### WRITTEN TASK
Every record must appear in your copy exactly as written, with no pictures.

### EXTRACTED MATERIAL
——
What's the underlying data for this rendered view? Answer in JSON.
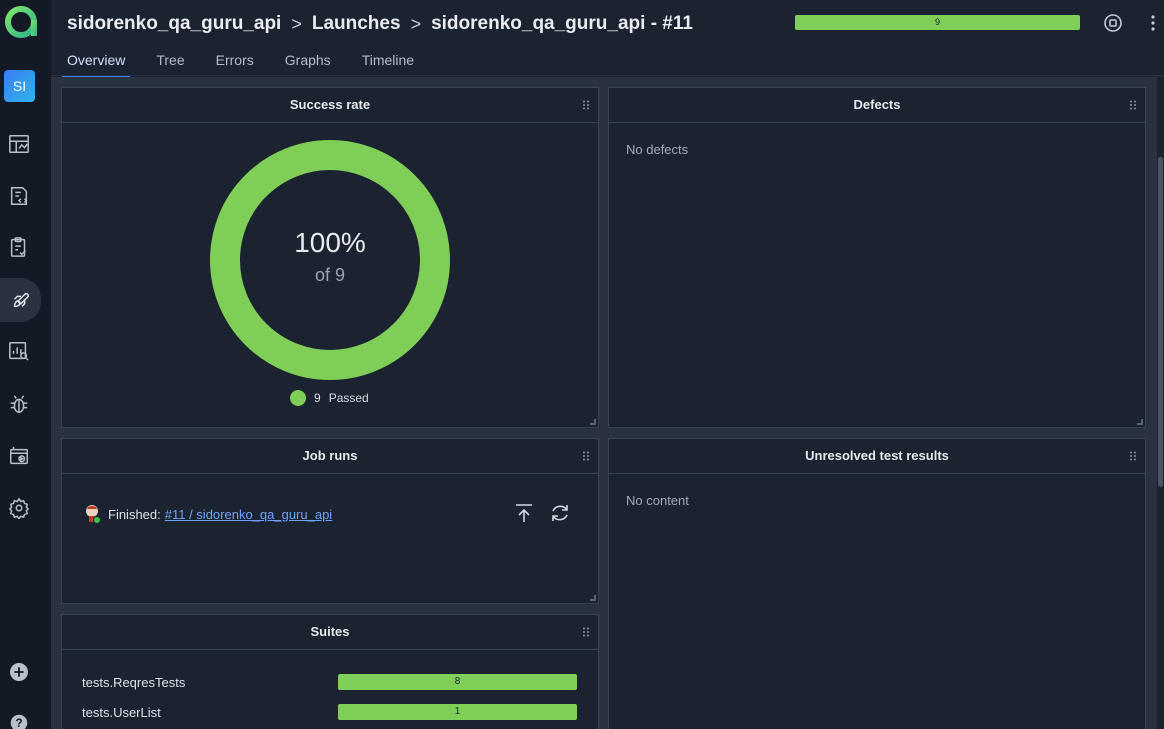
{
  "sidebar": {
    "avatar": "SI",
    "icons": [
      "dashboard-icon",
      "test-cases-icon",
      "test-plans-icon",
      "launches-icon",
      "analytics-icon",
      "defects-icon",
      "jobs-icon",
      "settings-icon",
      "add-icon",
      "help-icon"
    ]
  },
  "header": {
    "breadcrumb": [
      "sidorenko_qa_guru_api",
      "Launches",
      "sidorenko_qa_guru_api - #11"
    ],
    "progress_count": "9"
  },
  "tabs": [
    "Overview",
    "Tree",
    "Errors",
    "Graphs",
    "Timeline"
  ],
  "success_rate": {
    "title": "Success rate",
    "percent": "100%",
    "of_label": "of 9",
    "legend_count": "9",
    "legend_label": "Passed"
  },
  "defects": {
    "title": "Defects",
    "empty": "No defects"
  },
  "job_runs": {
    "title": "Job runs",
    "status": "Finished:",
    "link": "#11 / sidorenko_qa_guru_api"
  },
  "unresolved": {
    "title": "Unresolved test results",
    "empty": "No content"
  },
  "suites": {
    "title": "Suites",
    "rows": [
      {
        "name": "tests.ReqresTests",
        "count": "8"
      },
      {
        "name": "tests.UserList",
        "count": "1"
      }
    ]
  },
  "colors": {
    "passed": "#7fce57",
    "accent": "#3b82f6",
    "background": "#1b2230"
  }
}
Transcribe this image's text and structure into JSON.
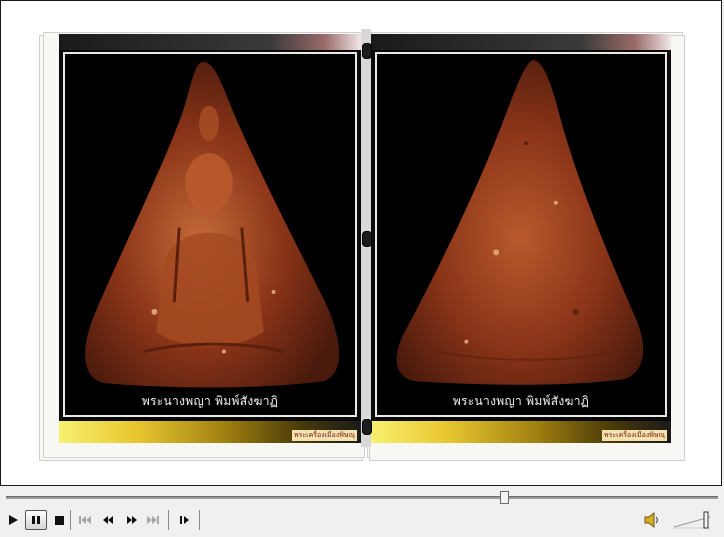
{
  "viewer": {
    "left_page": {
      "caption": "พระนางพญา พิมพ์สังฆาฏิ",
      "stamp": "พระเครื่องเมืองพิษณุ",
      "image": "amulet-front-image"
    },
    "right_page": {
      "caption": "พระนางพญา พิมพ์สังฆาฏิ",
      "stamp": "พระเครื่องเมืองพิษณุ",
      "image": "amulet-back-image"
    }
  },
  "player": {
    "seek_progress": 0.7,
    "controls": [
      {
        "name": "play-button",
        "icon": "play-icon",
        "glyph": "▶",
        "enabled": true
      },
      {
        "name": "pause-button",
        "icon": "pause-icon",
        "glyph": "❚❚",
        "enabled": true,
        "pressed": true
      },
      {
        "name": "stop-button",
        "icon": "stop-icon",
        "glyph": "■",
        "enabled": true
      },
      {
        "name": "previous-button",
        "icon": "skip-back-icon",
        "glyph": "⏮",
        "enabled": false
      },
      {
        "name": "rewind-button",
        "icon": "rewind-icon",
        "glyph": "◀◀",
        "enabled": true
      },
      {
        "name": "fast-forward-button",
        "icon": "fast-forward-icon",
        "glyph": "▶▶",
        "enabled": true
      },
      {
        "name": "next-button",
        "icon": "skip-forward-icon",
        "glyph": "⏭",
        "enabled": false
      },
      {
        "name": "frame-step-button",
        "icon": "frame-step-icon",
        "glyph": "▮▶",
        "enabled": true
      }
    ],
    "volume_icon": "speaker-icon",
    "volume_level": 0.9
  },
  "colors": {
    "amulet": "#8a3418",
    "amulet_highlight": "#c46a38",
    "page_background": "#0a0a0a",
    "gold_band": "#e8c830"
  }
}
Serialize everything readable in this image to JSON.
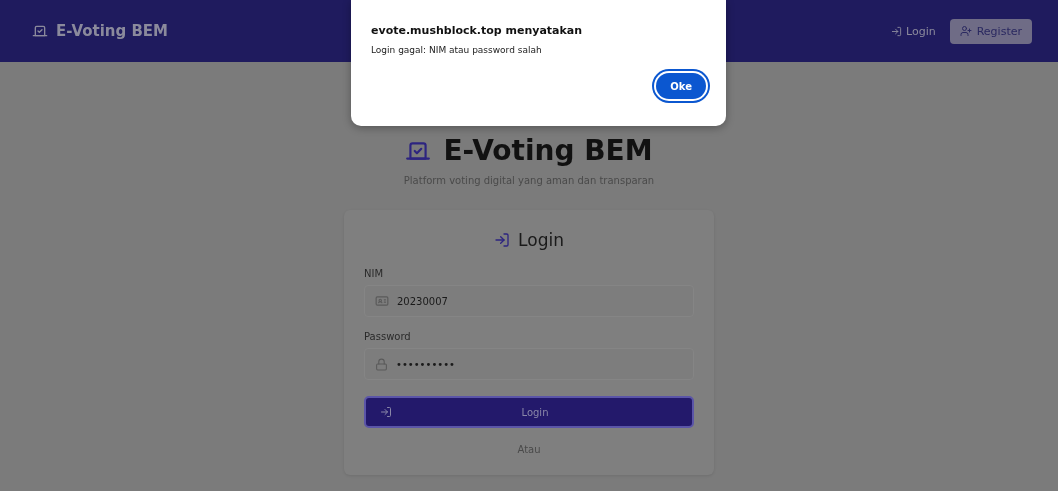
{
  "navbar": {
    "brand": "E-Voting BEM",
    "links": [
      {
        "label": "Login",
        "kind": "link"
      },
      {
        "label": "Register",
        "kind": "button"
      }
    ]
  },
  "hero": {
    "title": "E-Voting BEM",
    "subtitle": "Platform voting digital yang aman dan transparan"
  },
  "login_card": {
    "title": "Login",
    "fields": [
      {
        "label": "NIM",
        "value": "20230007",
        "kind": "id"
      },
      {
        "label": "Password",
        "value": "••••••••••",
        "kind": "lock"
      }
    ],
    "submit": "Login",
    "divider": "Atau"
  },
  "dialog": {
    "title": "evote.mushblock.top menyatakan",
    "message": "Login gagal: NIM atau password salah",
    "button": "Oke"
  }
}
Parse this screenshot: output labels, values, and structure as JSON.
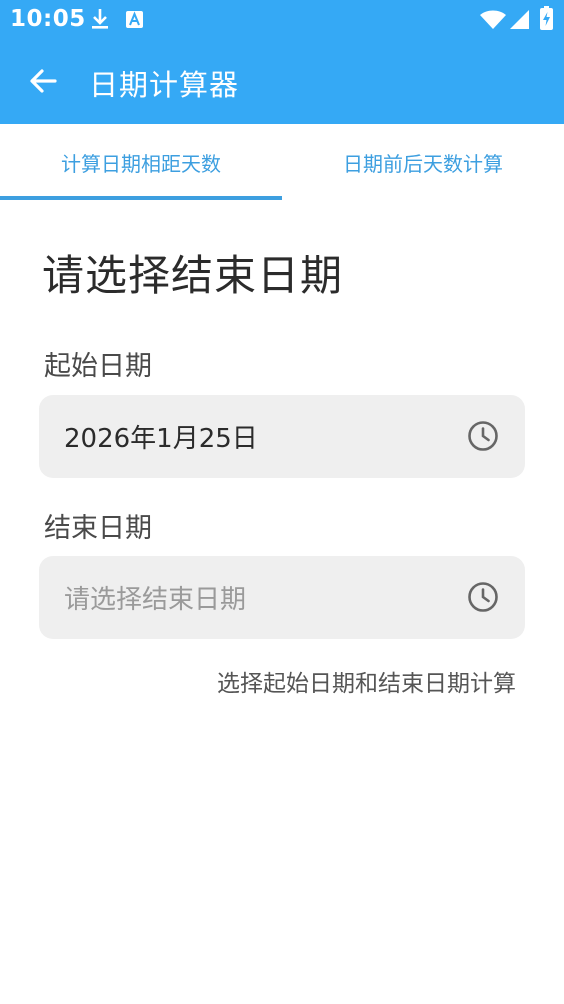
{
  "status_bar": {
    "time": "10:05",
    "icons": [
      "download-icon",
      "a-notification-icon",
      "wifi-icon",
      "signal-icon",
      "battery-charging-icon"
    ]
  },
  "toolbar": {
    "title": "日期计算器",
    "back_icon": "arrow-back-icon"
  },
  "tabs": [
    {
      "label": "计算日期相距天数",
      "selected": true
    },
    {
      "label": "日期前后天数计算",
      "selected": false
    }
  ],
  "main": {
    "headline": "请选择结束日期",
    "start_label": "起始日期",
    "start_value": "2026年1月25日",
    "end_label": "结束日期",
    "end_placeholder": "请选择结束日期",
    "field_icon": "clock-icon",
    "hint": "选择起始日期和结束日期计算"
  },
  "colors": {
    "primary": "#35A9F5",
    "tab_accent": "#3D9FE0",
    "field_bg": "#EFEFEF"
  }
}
——
### THE ANSWER
What's the underlying data for this rendered view? Answer in JSON.
{
  "sidebar": {
    "avatar": "SI",
    "icons": [
      "dashboard-icon",
      "test-cases-icon",
      "test-plans-icon",
      "launches-icon",
      "analytics-icon",
      "defects-icon",
      "jobs-icon",
      "settings-icon",
      "add-icon",
      "help-icon"
    ]
  },
  "header": {
    "breadcrumb": [
      "sidorenko_qa_guru_api",
      "Launches",
      "sidorenko_qa_guru_api - #11"
    ],
    "progress_count": "9"
  },
  "tabs": [
    "Overview",
    "Tree",
    "Errors",
    "Graphs",
    "Timeline"
  ],
  "success_rate": {
    "title": "Success rate",
    "percent": "100%",
    "of_label": "of 9",
    "legend_count": "9",
    "legend_label": "Passed"
  },
  "defects": {
    "title": "Defects",
    "empty": "No defects"
  },
  "job_runs": {
    "title": "Job runs",
    "status": "Finished:",
    "link": "#11 / sidorenko_qa_guru_api"
  },
  "unresolved": {
    "title": "Unresolved test results",
    "empty": "No content"
  },
  "suites": {
    "title": "Suites",
    "rows": [
      {
        "name": "tests.ReqresTests",
        "count": "8"
      },
      {
        "name": "tests.UserList",
        "count": "1"
      }
    ]
  },
  "colors": {
    "passed": "#7fce57",
    "accent": "#3b82f6",
    "background": "#1b2230"
  }
}
Transcribe this image's text and structure into JSON.
{
  "viewer": {
    "left_page": {
      "caption": "พระนางพญา พิมพ์สังฆาฏิ",
      "stamp": "พระเครื่องเมืองพิษณุ",
      "image": "amulet-front-image"
    },
    "right_page": {
      "caption": "พระนางพญา พิมพ์สังฆาฏิ",
      "stamp": "พระเครื่องเมืองพิษณุ",
      "image": "amulet-back-image"
    }
  },
  "player": {
    "seek_progress": 0.7,
    "controls": [
      {
        "name": "play-button",
        "icon": "play-icon",
        "glyph": "▶",
        "enabled": true
      },
      {
        "name": "pause-button",
        "icon": "pause-icon",
        "glyph": "❚❚",
        "enabled": true,
        "pressed": true
      },
      {
        "name": "stop-button",
        "icon": "stop-icon",
        "glyph": "■",
        "enabled": true
      },
      {
        "name": "previous-button",
        "icon": "skip-back-icon",
        "glyph": "⏮",
        "enabled": false
      },
      {
        "name": "rewind-button",
        "icon": "rewind-icon",
        "glyph": "◀◀",
        "enabled": true
      },
      {
        "name": "fast-forward-button",
        "icon": "fast-forward-icon",
        "glyph": "▶▶",
        "enabled": true
      },
      {
        "name": "next-button",
        "icon": "skip-forward-icon",
        "glyph": "⏭",
        "enabled": false
      },
      {
        "name": "frame-step-button",
        "icon": "frame-step-icon",
        "glyph": "▮▶",
        "enabled": true
      }
    ],
    "volume_icon": "speaker-icon",
    "volume_level": 0.9
  },
  "colors": {
    "amulet": "#8a3418",
    "amulet_highlight": "#c46a38",
    "page_background": "#0a0a0a",
    "gold_band": "#e8c830"
  }
}
Serialize everything readable in this image to JSON.
{
  "navbar": {
    "brand": "E-Voting BEM",
    "links": [
      {
        "label": "Login",
        "kind": "link"
      },
      {
        "label": "Register",
        "kind": "button"
      }
    ]
  },
  "hero": {
    "title": "E-Voting BEM",
    "subtitle": "Platform voting digital yang aman dan transparan"
  },
  "login_card": {
    "title": "Login",
    "fields": [
      {
        "label": "NIM",
        "value": "20230007",
        "kind": "id"
      },
      {
        "label": "Password",
        "value": "••••••••••",
        "kind": "lock"
      }
    ],
    "submit": "Login",
    "divider": "Atau"
  },
  "dialog": {
    "title": "evote.mushblock.top menyatakan",
    "message": "Login gagal: NIM atau password salah",
    "button": "Oke"
  }
}
Parse this screenshot: output labels, values, and structure as JSON.
{
  "status_bar": {
    "time": "10:05",
    "icons": [
      "download-icon",
      "a-notification-icon",
      "wifi-icon",
      "signal-icon",
      "battery-charging-icon"
    ]
  },
  "toolbar": {
    "title": "日期计算器",
    "back_icon": "arrow-back-icon"
  },
  "tabs": [
    {
      "label": "计算日期相距天数",
      "selected": true
    },
    {
      "label": "日期前后天数计算",
      "selected": false
    }
  ],
  "main": {
    "headline": "请选择结束日期",
    "start_label": "起始日期",
    "start_value": "2026年1月25日",
    "end_label": "结束日期",
    "end_placeholder": "请选择结束日期",
    "field_icon": "clock-icon",
    "hint": "选择起始日期和结束日期计算"
  },
  "colors": {
    "primary": "#35A9F5",
    "tab_accent": "#3D9FE0",
    "field_bg": "#EFEFEF"
  }
}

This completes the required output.